** Start **

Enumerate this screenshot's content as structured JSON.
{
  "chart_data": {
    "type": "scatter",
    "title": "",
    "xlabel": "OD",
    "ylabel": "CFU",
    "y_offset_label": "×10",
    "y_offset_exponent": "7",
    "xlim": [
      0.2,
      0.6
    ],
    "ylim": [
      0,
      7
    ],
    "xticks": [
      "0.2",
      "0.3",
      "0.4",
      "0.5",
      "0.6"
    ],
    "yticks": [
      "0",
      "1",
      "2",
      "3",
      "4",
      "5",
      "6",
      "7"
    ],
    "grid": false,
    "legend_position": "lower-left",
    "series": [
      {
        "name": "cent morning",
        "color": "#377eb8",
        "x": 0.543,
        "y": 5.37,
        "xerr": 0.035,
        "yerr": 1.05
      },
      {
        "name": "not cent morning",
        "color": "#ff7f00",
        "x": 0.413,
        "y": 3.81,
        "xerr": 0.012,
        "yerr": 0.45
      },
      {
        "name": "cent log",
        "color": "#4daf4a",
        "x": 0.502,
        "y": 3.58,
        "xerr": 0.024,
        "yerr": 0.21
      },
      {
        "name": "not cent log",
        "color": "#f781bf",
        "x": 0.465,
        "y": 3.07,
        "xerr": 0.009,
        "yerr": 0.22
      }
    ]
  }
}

** End **
** Start **

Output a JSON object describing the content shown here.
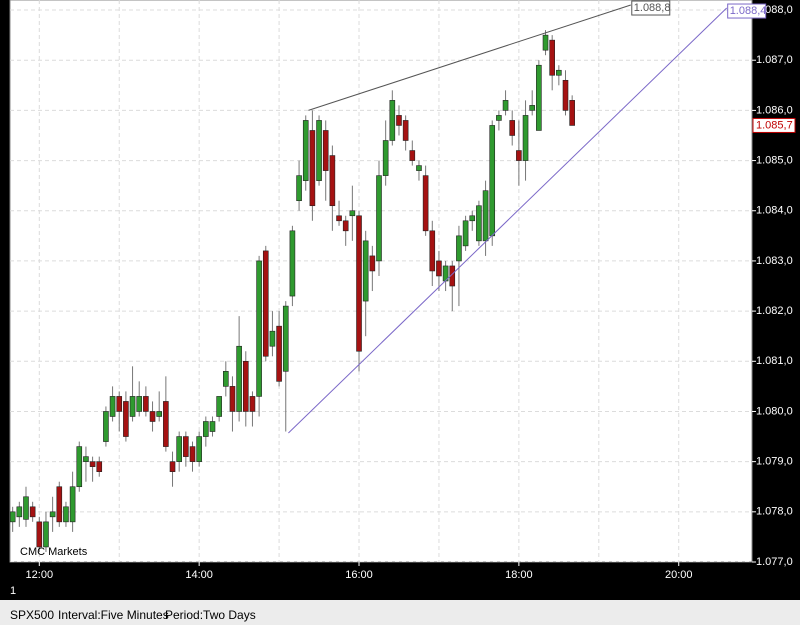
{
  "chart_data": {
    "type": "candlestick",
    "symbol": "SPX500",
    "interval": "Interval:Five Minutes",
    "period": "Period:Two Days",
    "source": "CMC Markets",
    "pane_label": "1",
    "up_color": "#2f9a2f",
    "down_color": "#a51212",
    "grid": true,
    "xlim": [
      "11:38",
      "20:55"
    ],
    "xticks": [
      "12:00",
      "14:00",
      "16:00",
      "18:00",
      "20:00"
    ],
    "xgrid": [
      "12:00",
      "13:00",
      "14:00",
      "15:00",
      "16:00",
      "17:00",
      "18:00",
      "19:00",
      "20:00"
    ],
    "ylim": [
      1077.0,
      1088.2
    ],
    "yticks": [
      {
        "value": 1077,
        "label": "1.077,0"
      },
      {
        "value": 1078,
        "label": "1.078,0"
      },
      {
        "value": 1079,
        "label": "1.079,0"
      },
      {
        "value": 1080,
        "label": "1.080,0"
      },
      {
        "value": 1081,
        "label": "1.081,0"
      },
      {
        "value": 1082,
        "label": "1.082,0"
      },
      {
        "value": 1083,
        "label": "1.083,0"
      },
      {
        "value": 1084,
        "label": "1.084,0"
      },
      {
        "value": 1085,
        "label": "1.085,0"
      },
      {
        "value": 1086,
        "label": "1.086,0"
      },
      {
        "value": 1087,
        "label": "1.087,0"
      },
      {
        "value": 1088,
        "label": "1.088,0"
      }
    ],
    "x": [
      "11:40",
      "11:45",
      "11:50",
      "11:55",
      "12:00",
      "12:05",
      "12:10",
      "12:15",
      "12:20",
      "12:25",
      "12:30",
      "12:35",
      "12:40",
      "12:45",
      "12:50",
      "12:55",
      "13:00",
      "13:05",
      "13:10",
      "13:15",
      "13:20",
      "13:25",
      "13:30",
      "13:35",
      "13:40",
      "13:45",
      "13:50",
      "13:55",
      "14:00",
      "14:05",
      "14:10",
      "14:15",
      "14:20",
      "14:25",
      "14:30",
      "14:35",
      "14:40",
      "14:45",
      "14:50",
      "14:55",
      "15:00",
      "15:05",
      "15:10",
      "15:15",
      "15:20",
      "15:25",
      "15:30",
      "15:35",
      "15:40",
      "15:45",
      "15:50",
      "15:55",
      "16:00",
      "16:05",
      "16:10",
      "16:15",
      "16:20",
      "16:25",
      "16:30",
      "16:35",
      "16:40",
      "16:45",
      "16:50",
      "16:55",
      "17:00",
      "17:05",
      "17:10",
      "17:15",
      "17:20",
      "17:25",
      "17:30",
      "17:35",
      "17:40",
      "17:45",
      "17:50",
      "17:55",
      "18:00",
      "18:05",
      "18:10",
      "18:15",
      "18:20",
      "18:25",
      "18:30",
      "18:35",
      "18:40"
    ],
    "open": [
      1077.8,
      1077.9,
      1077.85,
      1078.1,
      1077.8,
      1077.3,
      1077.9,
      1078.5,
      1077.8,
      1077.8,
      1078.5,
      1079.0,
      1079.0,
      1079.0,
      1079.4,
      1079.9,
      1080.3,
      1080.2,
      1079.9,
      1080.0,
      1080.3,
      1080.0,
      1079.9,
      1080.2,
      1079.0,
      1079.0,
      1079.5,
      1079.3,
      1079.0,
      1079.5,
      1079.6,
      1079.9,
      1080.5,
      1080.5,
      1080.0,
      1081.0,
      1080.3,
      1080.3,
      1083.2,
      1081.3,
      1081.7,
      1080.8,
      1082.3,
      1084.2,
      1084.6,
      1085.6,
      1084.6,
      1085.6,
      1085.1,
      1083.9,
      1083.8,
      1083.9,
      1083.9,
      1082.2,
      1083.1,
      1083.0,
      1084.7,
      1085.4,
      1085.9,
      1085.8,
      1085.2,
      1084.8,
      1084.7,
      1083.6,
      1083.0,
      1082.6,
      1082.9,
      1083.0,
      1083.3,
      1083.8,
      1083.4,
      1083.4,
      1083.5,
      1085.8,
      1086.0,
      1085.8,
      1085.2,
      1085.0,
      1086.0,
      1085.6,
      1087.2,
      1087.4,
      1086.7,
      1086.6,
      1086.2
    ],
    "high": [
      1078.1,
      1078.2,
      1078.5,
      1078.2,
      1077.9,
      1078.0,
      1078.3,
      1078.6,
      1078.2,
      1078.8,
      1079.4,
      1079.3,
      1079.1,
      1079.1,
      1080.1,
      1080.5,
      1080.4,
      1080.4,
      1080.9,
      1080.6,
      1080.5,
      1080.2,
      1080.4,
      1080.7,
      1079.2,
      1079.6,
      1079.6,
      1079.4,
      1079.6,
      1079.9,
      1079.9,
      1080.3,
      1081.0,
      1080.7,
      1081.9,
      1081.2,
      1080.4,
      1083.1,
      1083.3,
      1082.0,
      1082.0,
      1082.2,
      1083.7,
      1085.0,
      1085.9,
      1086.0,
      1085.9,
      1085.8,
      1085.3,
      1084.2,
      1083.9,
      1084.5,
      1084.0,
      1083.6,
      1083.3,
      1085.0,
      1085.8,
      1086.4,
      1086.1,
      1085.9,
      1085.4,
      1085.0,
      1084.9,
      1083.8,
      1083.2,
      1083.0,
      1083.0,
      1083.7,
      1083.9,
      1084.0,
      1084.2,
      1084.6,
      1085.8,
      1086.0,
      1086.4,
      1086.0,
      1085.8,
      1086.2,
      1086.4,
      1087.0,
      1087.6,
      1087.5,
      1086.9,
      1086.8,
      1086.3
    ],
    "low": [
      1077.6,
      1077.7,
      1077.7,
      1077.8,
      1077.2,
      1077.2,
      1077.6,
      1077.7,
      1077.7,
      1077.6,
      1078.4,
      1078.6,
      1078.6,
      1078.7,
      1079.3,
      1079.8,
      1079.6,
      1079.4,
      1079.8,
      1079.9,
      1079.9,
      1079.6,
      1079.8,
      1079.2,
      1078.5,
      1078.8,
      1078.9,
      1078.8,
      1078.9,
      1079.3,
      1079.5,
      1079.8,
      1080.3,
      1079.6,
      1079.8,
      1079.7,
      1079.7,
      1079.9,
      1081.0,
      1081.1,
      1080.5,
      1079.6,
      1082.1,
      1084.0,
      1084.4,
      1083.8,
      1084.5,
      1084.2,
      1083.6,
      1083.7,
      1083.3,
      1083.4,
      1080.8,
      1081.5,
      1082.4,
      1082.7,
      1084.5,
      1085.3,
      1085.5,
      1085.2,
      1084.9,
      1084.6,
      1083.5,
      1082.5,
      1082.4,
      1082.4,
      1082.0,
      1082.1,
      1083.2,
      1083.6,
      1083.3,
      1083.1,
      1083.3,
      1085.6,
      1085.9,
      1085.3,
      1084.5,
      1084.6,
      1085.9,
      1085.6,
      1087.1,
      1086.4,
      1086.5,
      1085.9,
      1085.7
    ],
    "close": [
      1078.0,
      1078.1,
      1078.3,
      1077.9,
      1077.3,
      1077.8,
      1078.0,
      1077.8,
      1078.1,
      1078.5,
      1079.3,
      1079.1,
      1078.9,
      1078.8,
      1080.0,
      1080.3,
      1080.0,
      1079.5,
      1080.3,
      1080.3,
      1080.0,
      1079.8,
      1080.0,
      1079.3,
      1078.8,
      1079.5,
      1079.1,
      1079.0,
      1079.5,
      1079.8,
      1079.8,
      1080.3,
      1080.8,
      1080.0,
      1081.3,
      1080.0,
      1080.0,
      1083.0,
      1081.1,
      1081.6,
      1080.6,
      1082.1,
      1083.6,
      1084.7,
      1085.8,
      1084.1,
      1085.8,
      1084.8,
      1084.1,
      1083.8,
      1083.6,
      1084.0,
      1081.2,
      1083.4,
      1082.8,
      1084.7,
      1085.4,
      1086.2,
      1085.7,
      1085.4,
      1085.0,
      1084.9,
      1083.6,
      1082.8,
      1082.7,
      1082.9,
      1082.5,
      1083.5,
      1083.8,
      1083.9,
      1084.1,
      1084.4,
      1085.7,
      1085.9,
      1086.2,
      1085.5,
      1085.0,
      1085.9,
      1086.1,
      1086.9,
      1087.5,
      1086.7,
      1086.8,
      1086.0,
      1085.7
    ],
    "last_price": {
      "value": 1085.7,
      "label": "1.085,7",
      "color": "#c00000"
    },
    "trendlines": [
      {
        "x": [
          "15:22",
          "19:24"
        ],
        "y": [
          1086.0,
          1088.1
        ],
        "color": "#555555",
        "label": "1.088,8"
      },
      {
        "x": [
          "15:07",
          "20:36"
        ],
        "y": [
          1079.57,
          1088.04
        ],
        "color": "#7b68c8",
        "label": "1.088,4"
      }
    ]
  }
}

** End **

Copy each line holding the word "xerr" from the listing above.

### RESPONSE BELOW
        "xerr": 0.035,
        "xerr": 0.012,
        "xerr": 0.024,
        "xerr": 0.009,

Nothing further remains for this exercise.